----- Task material -----
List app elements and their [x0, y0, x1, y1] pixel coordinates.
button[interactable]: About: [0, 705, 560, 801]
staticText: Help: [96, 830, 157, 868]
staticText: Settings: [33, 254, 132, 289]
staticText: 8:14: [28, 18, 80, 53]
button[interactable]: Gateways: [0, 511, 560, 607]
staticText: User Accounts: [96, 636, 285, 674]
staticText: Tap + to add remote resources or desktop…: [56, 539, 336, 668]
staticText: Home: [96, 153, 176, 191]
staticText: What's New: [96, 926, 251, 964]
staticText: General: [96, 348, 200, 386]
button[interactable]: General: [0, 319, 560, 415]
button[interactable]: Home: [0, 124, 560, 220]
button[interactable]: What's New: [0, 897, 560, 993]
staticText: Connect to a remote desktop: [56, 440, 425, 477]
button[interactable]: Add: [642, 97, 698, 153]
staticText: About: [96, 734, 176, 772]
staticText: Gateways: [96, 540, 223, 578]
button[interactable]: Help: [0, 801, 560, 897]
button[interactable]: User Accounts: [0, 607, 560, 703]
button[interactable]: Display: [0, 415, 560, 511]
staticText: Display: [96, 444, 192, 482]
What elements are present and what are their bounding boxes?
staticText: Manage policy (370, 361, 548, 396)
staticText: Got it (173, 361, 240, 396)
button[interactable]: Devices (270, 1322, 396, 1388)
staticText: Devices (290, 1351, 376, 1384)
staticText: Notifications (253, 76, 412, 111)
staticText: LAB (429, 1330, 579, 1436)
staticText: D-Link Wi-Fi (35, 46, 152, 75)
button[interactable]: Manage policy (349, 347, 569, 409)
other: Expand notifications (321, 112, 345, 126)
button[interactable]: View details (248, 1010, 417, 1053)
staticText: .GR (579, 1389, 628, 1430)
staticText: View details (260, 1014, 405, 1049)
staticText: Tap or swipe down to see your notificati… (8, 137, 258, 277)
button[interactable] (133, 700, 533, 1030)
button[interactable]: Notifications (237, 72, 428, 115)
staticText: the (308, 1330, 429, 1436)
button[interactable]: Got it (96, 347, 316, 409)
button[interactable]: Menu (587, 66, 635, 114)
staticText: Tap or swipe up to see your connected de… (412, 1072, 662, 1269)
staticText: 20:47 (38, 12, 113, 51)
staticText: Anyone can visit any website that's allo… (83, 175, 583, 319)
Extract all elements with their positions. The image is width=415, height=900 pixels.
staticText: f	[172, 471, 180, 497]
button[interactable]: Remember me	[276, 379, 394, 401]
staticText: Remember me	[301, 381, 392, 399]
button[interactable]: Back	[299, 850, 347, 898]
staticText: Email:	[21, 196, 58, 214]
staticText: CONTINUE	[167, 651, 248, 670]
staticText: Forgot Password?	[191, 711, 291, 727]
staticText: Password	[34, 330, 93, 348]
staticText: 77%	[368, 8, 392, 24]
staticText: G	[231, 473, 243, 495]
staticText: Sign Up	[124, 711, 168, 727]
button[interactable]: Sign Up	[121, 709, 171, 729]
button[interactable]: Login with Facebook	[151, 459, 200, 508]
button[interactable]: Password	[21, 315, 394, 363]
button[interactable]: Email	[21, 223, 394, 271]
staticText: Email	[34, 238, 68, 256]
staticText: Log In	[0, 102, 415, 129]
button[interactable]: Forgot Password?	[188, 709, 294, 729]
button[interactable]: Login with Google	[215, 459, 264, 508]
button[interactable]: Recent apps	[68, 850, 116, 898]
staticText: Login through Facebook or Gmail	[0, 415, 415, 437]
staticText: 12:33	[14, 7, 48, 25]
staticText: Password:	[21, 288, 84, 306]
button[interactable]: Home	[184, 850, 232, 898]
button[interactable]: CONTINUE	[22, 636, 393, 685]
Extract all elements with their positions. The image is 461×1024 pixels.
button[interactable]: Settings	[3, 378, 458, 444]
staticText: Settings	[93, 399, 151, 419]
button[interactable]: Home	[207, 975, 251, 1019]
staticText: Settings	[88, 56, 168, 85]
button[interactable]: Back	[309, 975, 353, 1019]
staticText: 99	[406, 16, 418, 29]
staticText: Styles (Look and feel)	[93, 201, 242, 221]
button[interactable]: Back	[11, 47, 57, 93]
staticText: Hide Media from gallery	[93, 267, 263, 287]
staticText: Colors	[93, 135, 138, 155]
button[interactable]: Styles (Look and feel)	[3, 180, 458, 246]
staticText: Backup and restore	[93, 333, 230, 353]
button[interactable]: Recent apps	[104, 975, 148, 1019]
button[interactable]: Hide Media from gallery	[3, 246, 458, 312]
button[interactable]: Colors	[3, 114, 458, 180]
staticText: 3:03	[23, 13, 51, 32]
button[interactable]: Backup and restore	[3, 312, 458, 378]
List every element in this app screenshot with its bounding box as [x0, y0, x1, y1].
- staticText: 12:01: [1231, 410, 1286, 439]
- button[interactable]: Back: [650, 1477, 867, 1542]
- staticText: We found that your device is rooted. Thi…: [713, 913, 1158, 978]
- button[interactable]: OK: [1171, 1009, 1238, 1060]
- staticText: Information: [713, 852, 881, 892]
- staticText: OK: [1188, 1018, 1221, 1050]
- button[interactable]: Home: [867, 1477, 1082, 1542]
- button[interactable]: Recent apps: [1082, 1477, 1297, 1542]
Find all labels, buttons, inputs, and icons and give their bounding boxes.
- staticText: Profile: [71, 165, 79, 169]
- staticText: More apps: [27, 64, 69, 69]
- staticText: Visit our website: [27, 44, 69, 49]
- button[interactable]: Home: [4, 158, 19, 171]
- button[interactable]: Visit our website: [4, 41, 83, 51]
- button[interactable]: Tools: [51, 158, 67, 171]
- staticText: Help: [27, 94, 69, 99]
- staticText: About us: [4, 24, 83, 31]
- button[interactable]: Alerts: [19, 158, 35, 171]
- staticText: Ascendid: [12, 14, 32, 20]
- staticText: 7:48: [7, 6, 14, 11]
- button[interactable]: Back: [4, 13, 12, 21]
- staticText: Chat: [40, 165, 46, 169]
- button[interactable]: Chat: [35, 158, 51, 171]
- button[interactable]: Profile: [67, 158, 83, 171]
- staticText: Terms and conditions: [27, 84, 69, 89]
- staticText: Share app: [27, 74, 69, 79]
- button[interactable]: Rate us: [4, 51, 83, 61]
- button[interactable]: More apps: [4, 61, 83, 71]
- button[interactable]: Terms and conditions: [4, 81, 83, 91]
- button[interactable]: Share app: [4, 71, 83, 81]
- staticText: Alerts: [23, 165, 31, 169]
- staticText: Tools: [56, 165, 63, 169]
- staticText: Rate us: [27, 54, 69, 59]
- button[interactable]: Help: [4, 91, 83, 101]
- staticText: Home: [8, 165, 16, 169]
-----
-- Set exercise --
Could you revise all of the records so that each "staticText" becomes "textLabel" and every other character stays the same?

-- Result of the exercise --
List app elements and their [x0, y0, x1, y1] pixel coordinates.
button[interactable]: About: [0, 705, 560, 801]
textLabel: Help: [96, 830, 157, 868]
textLabel: Settings: [33, 254, 132, 289]
textLabel: 8:14: [28, 18, 80, 53]
button[interactable]: Gateways: [0, 511, 560, 607]
textLabel: User Accounts: [96, 636, 285, 674]
textLabel: Tap + to add remote resources or desktop…: [56, 539, 336, 668]
textLabel: Home: [96, 153, 176, 191]
textLabel: What's New: [96, 926, 251, 964]
textLabel: General: [96, 348, 200, 386]
button[interactable]: General: [0, 319, 560, 415]
button[interactable]: Home: [0, 124, 560, 220]
button[interactable]: What's New: [0, 897, 560, 993]
textLabel: Connect to a remote desktop: [56, 440, 425, 477]
button[interactable]: Add: [642, 97, 698, 153]
textLabel: About: [96, 734, 176, 772]
textLabel: Gateways: [96, 540, 223, 578]
button[interactable]: Help: [0, 801, 560, 897]
button[interactable]: User Accounts: [0, 607, 560, 703]
button[interactable]: Display: [0, 415, 560, 511]
textLabel: Display: [96, 444, 192, 482]
What elements are present and what are their bounding boxes?
textLabel: Manage policy (370, 361, 548, 396)
textLabel: Got it (173, 361, 240, 396)
button[interactable]: Devices (270, 1322, 396, 1388)
textLabel: Devices (290, 1351, 376, 1384)
textLabel: Notifications (253, 76, 412, 111)
textLabel: LAB (429, 1330, 579, 1436)
textLabel: D-Link Wi-Fi (35, 46, 152, 75)
button[interactable]: Manage policy (349, 347, 569, 409)
other: Expand notifications (321, 112, 345, 126)
button[interactable]: View details (248, 1010, 417, 1053)
textLabel: .GR (579, 1389, 628, 1430)
textLabel: View details (260, 1014, 405, 1049)
textLabel: Tap or swipe down to see your notificati… (8, 137, 258, 277)
button[interactable] (133, 700, 533, 1030)
button[interactable]: Notifications (237, 72, 428, 115)
textLabel: the (308, 1330, 429, 1436)
button[interactable]: Got it (96, 347, 316, 409)
button[interactable]: Menu (587, 66, 635, 114)
textLabel: Tap or swipe up to see your connected de… (412, 1072, 662, 1269)
textLabel: 20:47 (38, 12, 113, 51)
textLabel: Anyone can visit any website that's allo… (83, 175, 583, 319)
Extract all elements with their positions. The image is width=415, height=900 pixels.
textLabel: f	[172, 471, 180, 497]
button[interactable]: Remember me	[276, 379, 394, 401]
textLabel: Remember me	[301, 381, 392, 399]
button[interactable]: Back	[299, 850, 347, 898]
textLabel: Email:	[21, 196, 58, 214]
textLabel: CONTINUE	[167, 651, 248, 670]
textLabel: Forgot Password?	[191, 711, 291, 727]
textLabel: Password	[34, 330, 93, 348]
textLabel: 77%	[368, 8, 392, 24]
textLabel: G	[231, 473, 243, 495]
textLabel: Sign Up	[124, 711, 168, 727]
button[interactable]: Sign Up	[121, 709, 171, 729]
button[interactable]: Login with Facebook	[151, 459, 200, 508]
button[interactable]: Password	[21, 315, 394, 363]
button[interactable]: Email	[21, 223, 394, 271]
textLabel: Email	[34, 238, 68, 256]
textLabel: Log In	[0, 102, 415, 129]
button[interactable]: Forgot Password?	[188, 709, 294, 729]
button[interactable]: Login with Google	[215, 459, 264, 508]
button[interactable]: Recent apps	[68, 850, 116, 898]
textLabel: Login through Facebook or Gmail	[0, 415, 415, 437]
textLabel: 12:33	[14, 7, 48, 25]
textLabel: Password:	[21, 288, 84, 306]
button[interactable]: Home	[184, 850, 232, 898]
button[interactable]: CONTINUE	[22, 636, 393, 685]
Extract all elements with their positions. The image is 461×1024 pixels.
button[interactable]: Settings	[3, 378, 458, 444]
textLabel: Settings	[93, 399, 151, 419]
button[interactable]: Home	[207, 975, 251, 1019]
textLabel: Settings	[88, 56, 168, 85]
button[interactable]: Back	[309, 975, 353, 1019]
textLabel: 99	[406, 16, 418, 29]
textLabel: Styles (Look and feel)	[93, 201, 242, 221]
button[interactable]: Back	[11, 47, 57, 93]
textLabel: Hide Media from gallery	[93, 267, 263, 287]
textLabel: Colors	[93, 135, 138, 155]
button[interactable]: Styles (Look and feel)	[3, 180, 458, 246]
textLabel: Backup and restore	[93, 333, 230, 353]
button[interactable]: Recent apps	[104, 975, 148, 1019]
button[interactable]: Hide Media from gallery	[3, 246, 458, 312]
button[interactable]: Colors	[3, 114, 458, 180]
textLabel: 3:03	[23, 13, 51, 32]
button[interactable]: Backup and restore	[3, 312, 458, 378]
List every element in this app screenshot with its bounding box as [x0, y0, x1, y1].
- textLabel: 12:01: [1231, 410, 1286, 439]
- button[interactable]: Back: [650, 1477, 867, 1542]
- textLabel: We found that your device is rooted. Thi…: [713, 913, 1158, 978]
- button[interactable]: OK: [1171, 1009, 1238, 1060]
- textLabel: Information: [713, 852, 881, 892]
- textLabel: OK: [1188, 1018, 1221, 1050]
- button[interactable]: Home: [867, 1477, 1082, 1542]
- button[interactable]: Recent apps: [1082, 1477, 1297, 1542]
Find all labels, buttons, inputs, and icons and give their bounding boxes.
- textLabel: Profile: [71, 165, 79, 169]
- textLabel: More apps: [27, 64, 69, 69]
- textLabel: Visit our website: [27, 44, 69, 49]
- button[interactable]: Home: [4, 158, 19, 171]
- button[interactable]: Visit our website: [4, 41, 83, 51]
- button[interactable]: Tools: [51, 158, 67, 171]
- textLabel: Help: [27, 94, 69, 99]
- textLabel: About us: [4, 24, 83, 31]
- button[interactable]: Alerts: [19, 158, 35, 171]
- textLabel: Ascendid: [12, 14, 32, 20]
- textLabel: 7:48: [7, 6, 14, 11]
- button[interactable]: Back: [4, 13, 12, 21]
- textLabel: Chat: [40, 165, 46, 169]
- button[interactable]: Chat: [35, 158, 51, 171]
- button[interactable]: Profile: [67, 158, 83, 171]
- textLabel: Terms and conditions: [27, 84, 69, 89]
- textLabel: Share app: [27, 74, 69, 79]
- button[interactable]: Rate us: [4, 51, 83, 61]
- button[interactable]: More apps: [4, 61, 83, 71]
- button[interactable]: Terms and conditions: [4, 81, 83, 91]
- button[interactable]: Share app: [4, 71, 83, 81]
- textLabel: Alerts: [23, 165, 31, 169]
- textLabel: Tools: [56, 165, 63, 169]
- textLabel: Rate us: [27, 54, 69, 59]
- button[interactable]: Help: [4, 91, 83, 101]
- textLabel: Home: [8, 165, 16, 169]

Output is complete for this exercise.